## RECORDED DATA
......

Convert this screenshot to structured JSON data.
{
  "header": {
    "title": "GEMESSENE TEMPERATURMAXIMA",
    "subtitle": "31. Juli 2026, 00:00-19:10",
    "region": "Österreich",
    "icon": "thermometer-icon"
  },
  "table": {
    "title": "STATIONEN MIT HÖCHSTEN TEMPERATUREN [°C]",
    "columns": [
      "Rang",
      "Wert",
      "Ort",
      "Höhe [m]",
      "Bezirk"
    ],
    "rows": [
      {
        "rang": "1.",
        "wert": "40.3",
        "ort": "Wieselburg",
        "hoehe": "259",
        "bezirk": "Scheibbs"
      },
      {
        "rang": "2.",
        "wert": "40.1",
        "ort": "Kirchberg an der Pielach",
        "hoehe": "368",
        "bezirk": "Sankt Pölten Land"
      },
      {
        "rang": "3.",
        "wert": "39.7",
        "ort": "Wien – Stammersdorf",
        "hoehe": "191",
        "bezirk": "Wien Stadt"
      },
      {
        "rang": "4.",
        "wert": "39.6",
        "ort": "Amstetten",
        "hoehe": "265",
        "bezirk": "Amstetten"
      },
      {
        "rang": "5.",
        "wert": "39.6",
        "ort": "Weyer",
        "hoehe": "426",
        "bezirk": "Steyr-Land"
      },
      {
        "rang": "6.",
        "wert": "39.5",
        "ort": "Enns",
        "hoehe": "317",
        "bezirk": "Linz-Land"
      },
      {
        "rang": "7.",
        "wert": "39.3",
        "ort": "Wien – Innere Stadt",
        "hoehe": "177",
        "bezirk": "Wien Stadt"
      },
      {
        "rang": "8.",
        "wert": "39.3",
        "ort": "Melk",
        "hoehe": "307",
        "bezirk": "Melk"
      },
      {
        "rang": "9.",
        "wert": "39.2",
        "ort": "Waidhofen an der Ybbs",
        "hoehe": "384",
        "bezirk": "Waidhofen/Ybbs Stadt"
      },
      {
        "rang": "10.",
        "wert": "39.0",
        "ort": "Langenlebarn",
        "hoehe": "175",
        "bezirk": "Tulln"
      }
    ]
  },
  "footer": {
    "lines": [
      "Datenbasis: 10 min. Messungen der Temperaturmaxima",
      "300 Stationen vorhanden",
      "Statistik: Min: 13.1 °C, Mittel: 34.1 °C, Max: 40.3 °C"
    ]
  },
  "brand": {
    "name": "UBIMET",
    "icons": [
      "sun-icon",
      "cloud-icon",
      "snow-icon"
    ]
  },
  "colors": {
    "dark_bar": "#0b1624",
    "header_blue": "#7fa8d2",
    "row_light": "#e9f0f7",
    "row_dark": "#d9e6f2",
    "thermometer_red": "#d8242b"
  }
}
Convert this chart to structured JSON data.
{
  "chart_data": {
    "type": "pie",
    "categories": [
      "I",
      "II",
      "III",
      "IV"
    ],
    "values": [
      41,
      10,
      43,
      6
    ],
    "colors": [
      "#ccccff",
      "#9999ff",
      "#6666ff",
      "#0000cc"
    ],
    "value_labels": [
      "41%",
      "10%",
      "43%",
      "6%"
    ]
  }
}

......

## PROBLEM TO SOLVE
Extract every line from the one containing "Convert this chart to structured JSON data." to the end of the entries, including both of those lines, exactly as given and with nothing added.

## RESULT FOR THIS EXERCISE
Convert this chart to structured JSON data.
{
  "chart_data": {
    "type": "pie",
    "categories": [
      "I",
      "II",
      "III",
      "IV"
    ],
    "values": [
      41,
      10,
      43,
      6
    ],
    "colors": [
      "#ccccff",
      "#9999ff",
      "#6666ff",
      "#0000cc"
    ],
    "value_labels": [
      "41%",
      "10%",
      "43%",
      "6%"
    ]
  }
}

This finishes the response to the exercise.